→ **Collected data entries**
/---

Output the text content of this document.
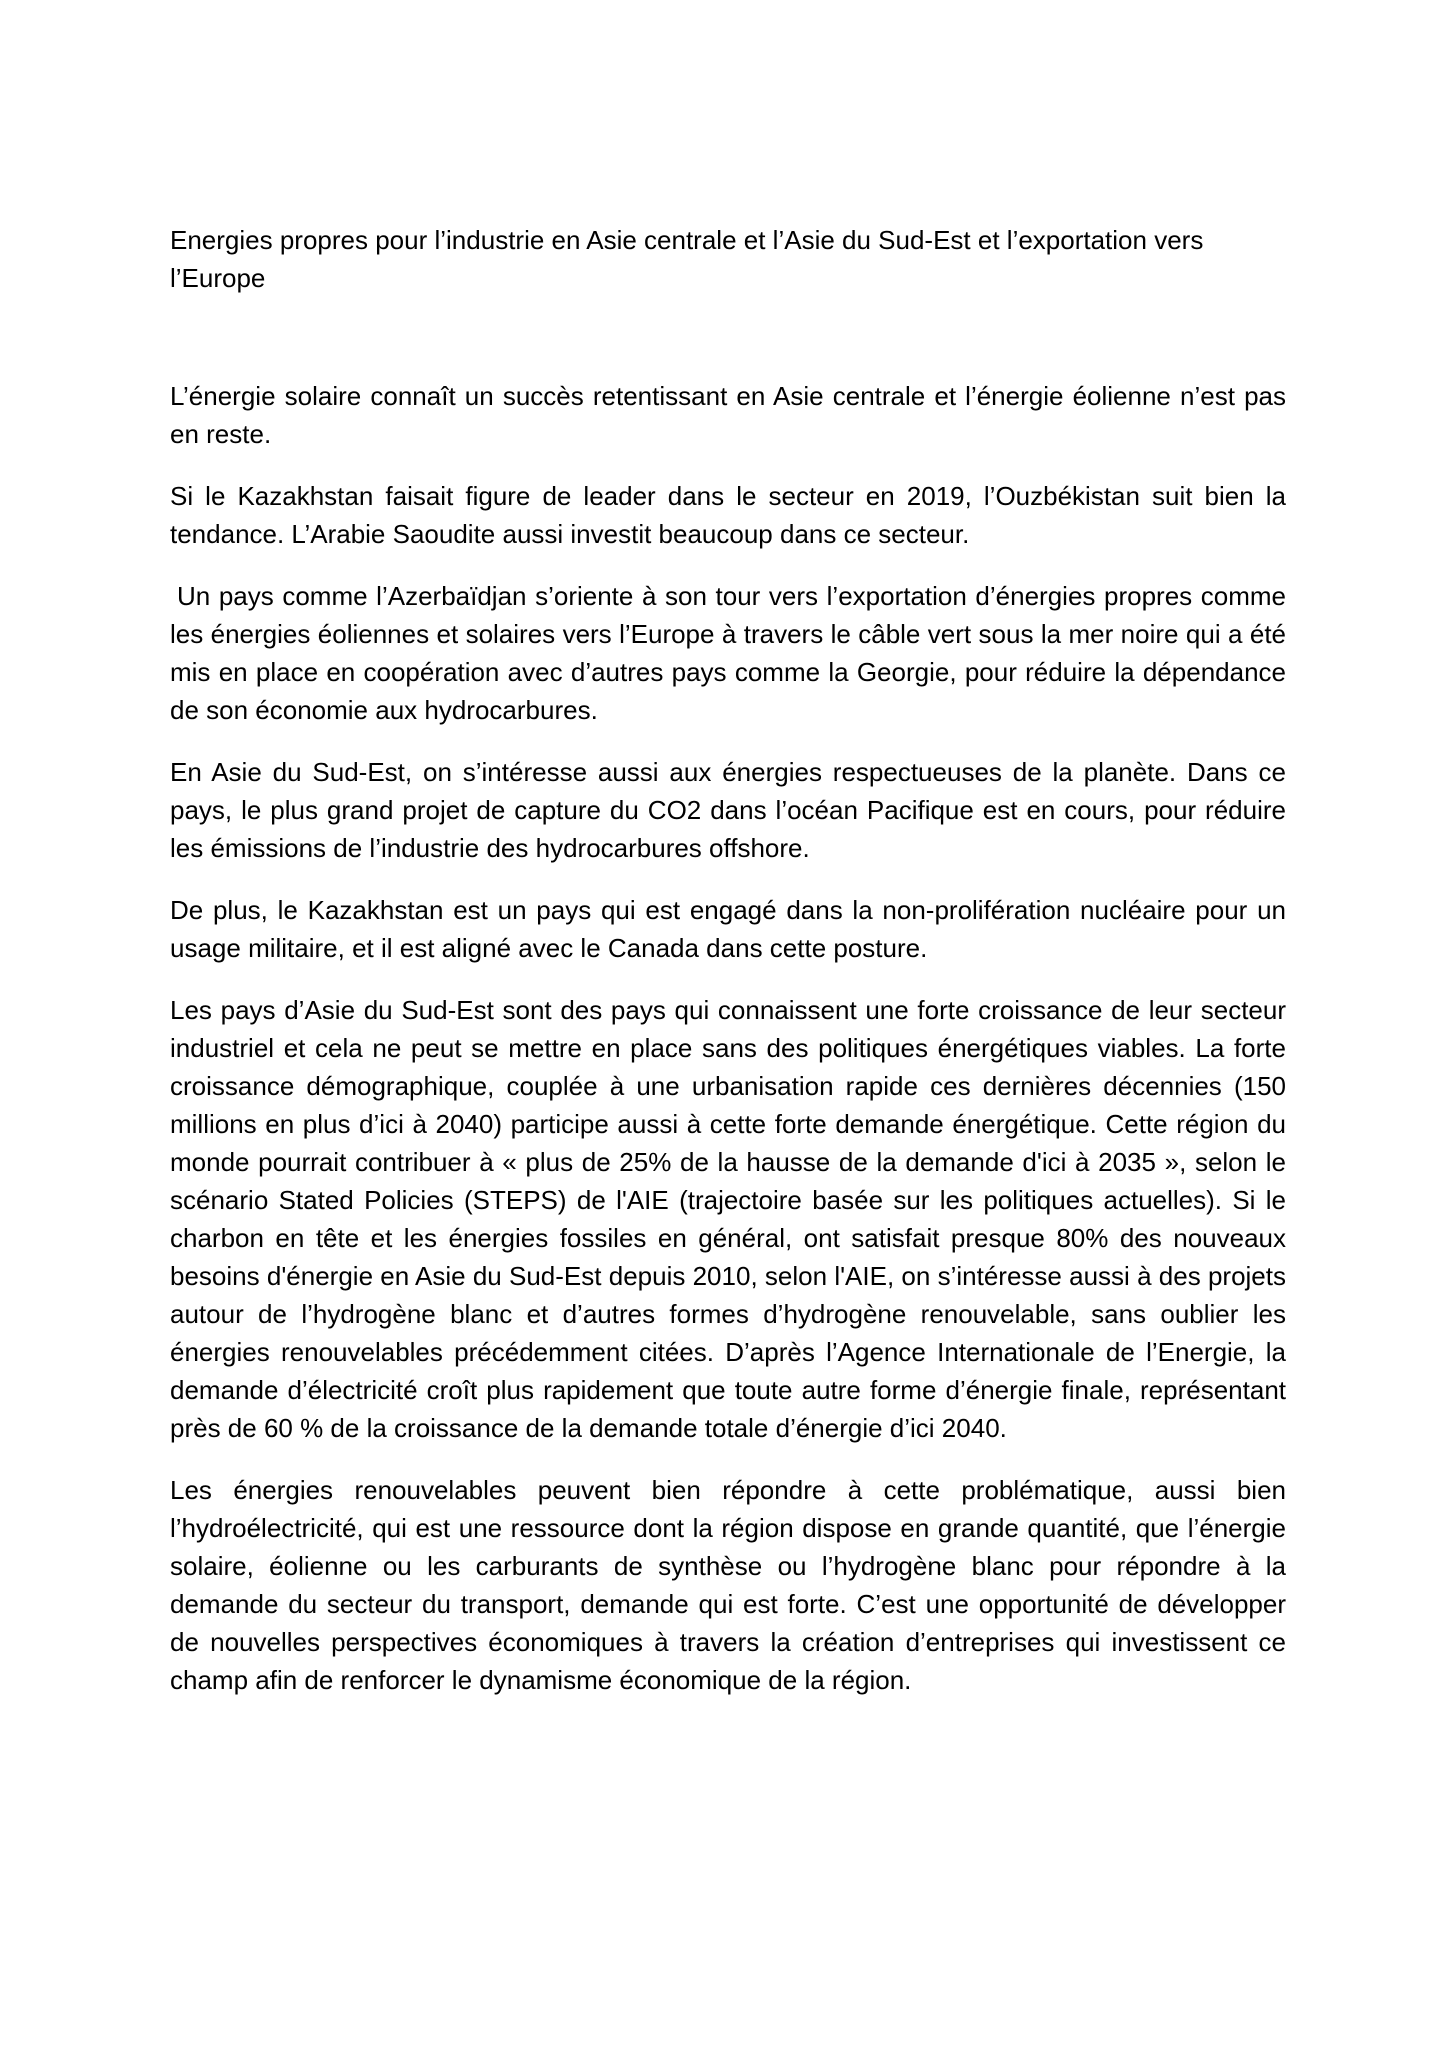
Energies propres pour l’industrie en Asie centrale et l’Asie du Sud-Est et l’exportation vers l’Europe

L’énergie solaire connaît un succès retentissant en Asie centrale et l’énergie éolienne n’est pas en reste.

Si le Kazakhstan faisait figure de leader dans le secteur en 2019, l’Ouzbékistan suit bien la tendance. L’Arabie Saoudite aussi investit beaucoup dans ce secteur.

Un pays comme l’Azerbaïdjan s’oriente à son tour vers l’exportation d’énergies propres comme les énergies éoliennes et solaires vers l’Europe à travers le câble vert sous la mer noire qui a été mis en place en coopération avec d’autres pays comme la Georgie, pour réduire la dépendance de son économie aux hydrocarbures.

En Asie du Sud-Est, on s’intéresse aussi aux énergies respectueuses de la planète. Dans ce pays, le plus grand projet de capture du CO2 dans l’océan Pacifique est en cours, pour réduire les émissions de l’industrie des hydrocarbures offshore.

De plus, le Kazakhstan est un pays qui est engagé dans la non-prolifération nucléaire pour un usage militaire, et il est aligné avec le Canada dans cette posture.

Les pays d’Asie du Sud-Est sont des pays qui connaissent une forte croissance de leur secteur industriel et cela ne peut se mettre en place sans des politiques énergétiques viables. La forte croissance démographique, couplée à une urbanisation rapide ces dernières décennies (150 millions en plus d’ici à 2040) participe aussi à cette forte demande énergétique. Cette région du monde pourrait contribuer à « plus de 25% de la hausse de la demande d'ici à 2035 », selon le scénario Stated Policies (STEPS) de l'AIE (trajectoire basée sur les politiques actuelles). Si le charbon en tête et les énergies fossiles en général, ont satisfait presque 80% des nouveaux besoins d'énergie en Asie du Sud-Est depuis 2010, selon l'AIE, on s’intéresse aussi à des projets autour de l’hydrogène blanc et d’autres formes d’hydrogène renouvelable, sans oublier les énergies renouvelables précédemment citées. D’après l’Agence Internationale de l’Energie, la demande d’électricité croît plus rapidement que toute autre forme d’énergie finale, représentant près de 60 % de la croissance de la demande totale d’énergie d’ici 2040.

Les énergies renouvelables peuvent bien répondre à cette problématique, aussi bien l’hydroélectricité, qui est une ressource dont la région dispose en grande quantité, que l’énergie solaire, éolienne ou les carburants de synthèse ou l’hydrogène blanc pour répondre à la demande du secteur du transport, demande qui est forte. C’est une opportunité de développer de nouvelles perspectives économiques à travers la création d’entreprises qui investissent ce champ afin de renforcer le dynamisme économique de la région.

\---

→ **DIRECTIONS FOR THIS TASK**
Transcribe every line from the records above without alteration, and leave out the images.

→ **RIGHT ANSWER**
Output the text content of this document.
Energies propres pour l’industrie en Asie centrale et l’Asie du Sud-Est et l’exportation vers l’Europe

L’énergie solaire connaît un succès retentissant en Asie centrale et l’énergie éolienne n’est pas en reste.

Si le Kazakhstan faisait figure de leader dans le secteur en 2019, l’Ouzbékistan suit bien la tendance. L’Arabie Saoudite aussi investit beaucoup dans ce secteur.

Un pays comme l’Azerbaïdjan s’oriente à son tour vers l’exportation d’énergies propres comme les énergies éoliennes et solaires vers l’Europe à travers le câble vert sous la mer noire qui a été mis en place en coopération avec d’autres pays comme la Georgie, pour réduire la dépendance de son économie aux hydrocarbures.

En Asie du Sud-Est, on s’intéresse aussi aux énergies respectueuses de la planète. Dans ce pays, le plus grand projet de capture du CO2 dans l’océan Pacifique est en cours, pour réduire les émissions de l’industrie des hydrocarbures offshore.

De plus, le Kazakhstan est un pays qui est engagé dans la non-prolifération nucléaire pour un usage militaire, et il est aligné avec le Canada dans cette posture.

Les pays d’Asie du Sud-Est sont des pays qui connaissent une forte croissance de leur secteur industriel et cela ne peut se mettre en place sans des politiques énergétiques viables. La forte croissance démographique, couplée à une urbanisation rapide ces dernières décennies (150 millions en plus d’ici à 2040) participe aussi à cette forte demande énergétique. Cette région du monde pourrait contribuer à « plus de 25% de la hausse de la demande d'ici à 2035 », selon le scénario Stated Policies (STEPS) de l'AIE (trajectoire basée sur les politiques actuelles). Si le charbon en tête et les énergies fossiles en général, ont satisfait presque 80% des nouveaux besoins d'énergie en Asie du Sud-Est depuis 2010, selon l'AIE, on s’intéresse aussi à des projets autour de l’hydrogène blanc et d’autres formes d’hydrogène renouvelable, sans oublier les énergies renouvelables précédemment citées. D’après l’Agence Internationale de l’Energie, la demande d’électricité croît plus rapidement que toute autre forme d’énergie finale, représentant près de 60 % de la croissance de la demande totale d’énergie d’ici 2040.

Les énergies renouvelables peuvent bien répondre à cette problématique, aussi bien l’hydroélectricité, qui est une ressource dont la région dispose en grande quantité, que l’énergie solaire, éolienne ou les carburants de synthèse ou l’hydrogène blanc pour répondre à la demande du secteur du transport, demande qui est forte. C’est une opportunité de développer de nouvelles perspectives économiques à travers la création d’entreprises qui investissent ce champ afin de renforcer le dynamisme économique de la région.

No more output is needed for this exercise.